[begin Input rows]

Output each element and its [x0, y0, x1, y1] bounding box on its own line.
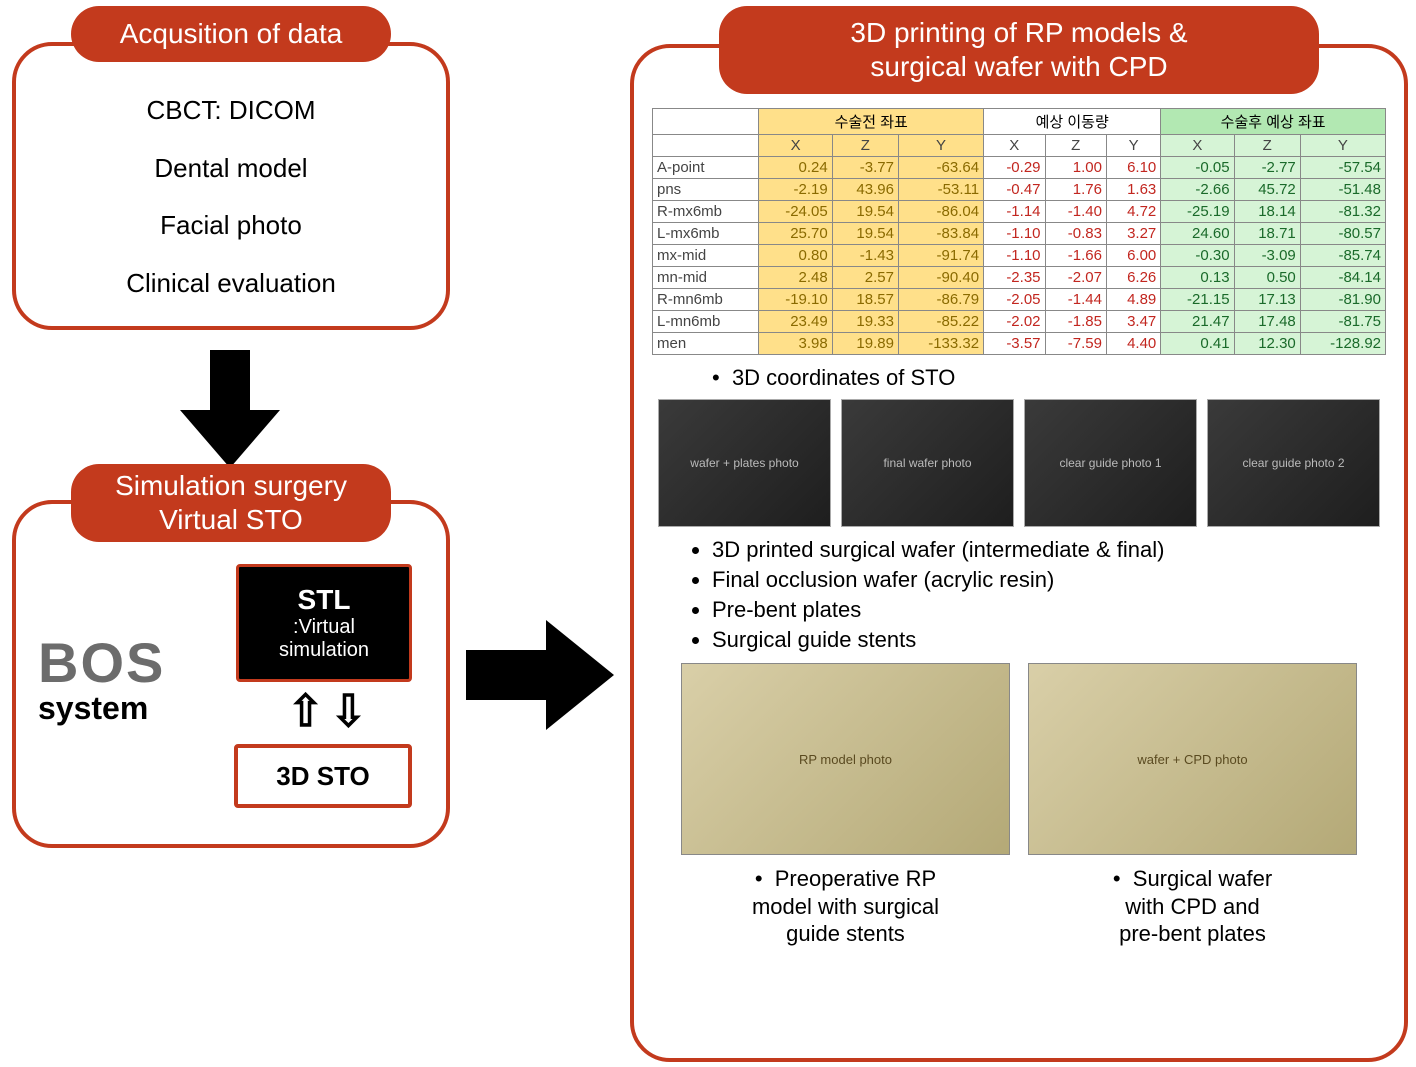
stl-box: STL :Virtual simulation	[236, 564, 412, 682]
bottom-col-1: • Preoperative RPmodel with surgicalguid…	[682, 663, 1009, 948]
coordinates-table: 수술전 좌표예상 이동량수술후 예상 좌표XZYXZYXZYA-point0.2…	[652, 108, 1386, 355]
mid-image-3	[1024, 399, 1197, 527]
box1-item: Dental model	[154, 153, 307, 184]
bullet-list: 3D printed surgical wafer (intermediate …	[712, 537, 1386, 653]
bullet-item: 3D printed surgical wafer (intermediate …	[712, 537, 1386, 563]
box-simulation-title: Simulation surgeryVirtual STO	[71, 464, 391, 542]
table-caption: • 3D coordinates of STO	[712, 365, 1386, 391]
box-acquisition-title: Acqusition of data	[71, 6, 391, 62]
bullet-item: Surgical guide stents	[712, 627, 1386, 653]
bottom-image-1	[681, 663, 1010, 855]
stl-title: STL	[298, 584, 351, 616]
box-3d-printing-title: 3D printing of RP models &surgical wafer…	[719, 6, 1319, 94]
bottom-caption-2: • Surgical waferwith CPD andpre-bent pla…	[1113, 865, 1272, 948]
box-3d-printing: 3D printing of RP models &surgical wafer…	[630, 44, 1408, 1062]
bos-label: BOS	[38, 630, 165, 695]
stl-sub1: :Virtual	[293, 616, 355, 639]
table-caption-text: 3D coordinates of STO	[732, 365, 955, 390]
bottom-caption-1-text: Preoperative RPmodel with surgicalguide …	[752, 866, 939, 946]
bottom-caption-2-text: Surgical waferwith CPD andpre-bent plate…	[1119, 866, 1272, 946]
bullet-item: Final occlusion wafer (acrylic resin)	[712, 567, 1386, 593]
box1-item: Facial photo	[160, 210, 302, 241]
mid-image-1	[658, 399, 831, 527]
up-down-arrows-icon: ⇧⇩	[282, 684, 372, 738]
bullet-item: Pre-bent plates	[712, 597, 1386, 623]
bos-system-label: system	[38, 690, 148, 727]
arrow-right-icon	[466, 620, 616, 730]
bottom-caption-1: • Preoperative RPmodel with surgicalguid…	[752, 865, 939, 948]
box2-inner: BOS system STL :Virtual simulation ⇧⇩ 3D…	[16, 556, 446, 844]
bottom-image-2	[1028, 663, 1357, 855]
mid-image-2	[841, 399, 1014, 527]
bottom-image-row: • Preoperative RPmodel with surgicalguid…	[652, 663, 1386, 948]
arrow-down-icon	[180, 350, 280, 470]
box1-content: CBCT: DICOM Dental model Facial photo Cl…	[16, 82, 446, 312]
sto-box: 3D STO	[234, 744, 412, 808]
diagram-canvas: Acqusition of data CBCT: DICOM Dental mo…	[0, 0, 1416, 1067]
box1-item: Clinical evaluation	[126, 268, 336, 299]
box-simulation: Simulation surgeryVirtual STO BOS system…	[12, 500, 450, 848]
box3-inner: 수술전 좌표예상 이동량수술후 예상 좌표XZYXZYXZYA-point0.2…	[652, 108, 1386, 1038]
stl-sub2: simulation	[279, 639, 369, 662]
mid-image-4	[1207, 399, 1380, 527]
box-acquisition: Acqusition of data CBCT: DICOM Dental mo…	[12, 42, 450, 330]
bottom-col-2: • Surgical waferwith CPD andpre-bent pla…	[1029, 663, 1356, 948]
mid-image-row	[652, 399, 1386, 527]
box1-item: CBCT: DICOM	[147, 95, 316, 126]
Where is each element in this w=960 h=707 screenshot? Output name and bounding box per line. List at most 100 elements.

[end Input rows]

## [Exercise details]
Please recast each line of the data above as a string in a JSON list, skipping blank lines and leaving out the picture.

## [Solution]
[
  "Output each element and its [x0, y0, x1, y1] bounding box on its own line.",
  "stl-box: STL :Virtual simulation\t[236, 564, 412, 682]",
  "bottom-col-1: • Preoperative RPmodel with surgicalguid…\t[682, 663, 1009, 948]",
  "coordinates-table: 수술전 좌표예상 이동량수술후 예상 좌표XZYXZYXZYA-point0.2…\t[652, 108, 1386, 355]",
  "mid-image-3\t[1024, 399, 1197, 527]",
  "box1-item: Dental model\t[154, 153, 307, 184]",
  "bullet-list: 3D printed surgical wafer (intermediate …\t[712, 537, 1386, 653]",
  "bullet-item: 3D printed surgical wafer (intermediate …\t[712, 537, 1386, 563]",
  "box-simulation-title: Simulation surgeryVirtual STO\t[71, 464, 391, 542]",
  "table-caption: • 3D coordinates of STO\t[712, 365, 1386, 391]",
  "box-acquisition-title: Acqusition of data\t[71, 6, 391, 62]",
  "bullet-item: Surgical guide stents\t[712, 627, 1386, 653]",
  "bottom-image-1\t[681, 663, 1010, 855]",
  "stl-title: STL\t[298, 584, 351, 616]",
  "box-3d-printing-title: 3D printing of RP models &surgical wafer…\t[719, 6, 1319, 94]",
  "bottom-caption-2: • Surgical waferwith CPD andpre-bent pla…\t[1113, 865, 1272, 948]",
  "box-3d-printing: 3D printing of RP models &surgical wafer…\t[630, 44, 1408, 1062]",
  "bos-label: BOS\t[38, 630, 165, 695]",
  "stl-sub1: :Virtual\t[293, 616, 355, 639]",
  "table-caption-text: 3D coordinates of STO\t[732, 365, 955, 390]",
  "bottom-caption-1-text: Preoperative RPmodel with surgicalguide …\t[752, 866, 939, 946]",
  "bottom-caption-2-text: Surgical waferwith CPD andpre-bent plate…\t[1119, 866, 1272, 946]",
  "bullet-item: Final occlusion wafer (acrylic resin)\t[712, 567, 1386, 593]",
  "box1-item: Facial photo\t[160, 210, 302, 241]",
  "mid-image-1\t[658, 399, 831, 527]",
  "up-down-arrows-icon: ⇧⇩\t[282, 684, 372, 738]",
  "bullet-item: Pre-bent plates\t[712, 597, 1386, 623]",
  "bos-system-label: system\t[38, 690, 148, 727]",
  "arrow-right-icon\t[466, 620, 616, 730]",
  "bottom-caption-1: • Preoperative RPmodel with surgicalguid…\t[752, 865, 939, 948]",
  "box2-inner: BOS system STL :Virtual simulation ⇧⇩ 3D…\t[16, 556, 446, 844]",
  "bottom-image-2\t[1028, 663, 1357, 855]",
  "mid-image-2\t[841, 399, 1014, 527]",
  "bottom-image-row: • Preoperative RPmodel with surgicalguid…\t[652, 663, 1386, 948]",
  "arrow-down-icon\t[180, 350, 280, 470]",
  "box1-content: CBCT: DICOM Dental model Facial photo Cl…\t[16, 82, 446, 312]",
  "sto-box: 3D STO\t[234, 744, 412, 808]",
  "diagram-canvas: Acqusition of data CBCT: DICOM Dental mo…\t[0, 0, 1416, 1067]",
  "box1-item: Clinical evaluation\t[126, 268, 336, 299]",
  "box-simulation: Simulation surgeryVirtual STO BOS system…\t[12, 500, 450, 848]",
  "box3-inner: 수술전 좌표예상 이동량수술후 예상 좌표XZYXZYXZYA-point0.2…\t[652, 108, 1386, 1038]",
  "stl-sub2: simulation\t[279, 639, 369, 662]",
  "mid-image-4\t[1207, 399, 1380, 527]",
  "box-acquisition: Acqusition of data CBCT: DICOM Dental mo…\t[12, 42, 450, 330]",
  "bottom-col-2: • Surgical waferwith CPD andpre-bent pla…\t[1029, 663, 1356, 948]",
  "mid-image-row\t[652, 399, 1386, 527]",
  "box1-item: CBCT: DICOM\t[147, 95, 316, 126]",
  "Where is each element in this w=960 h=707 screenshot? Output name and bounding box per line. List at most 100 elements."
]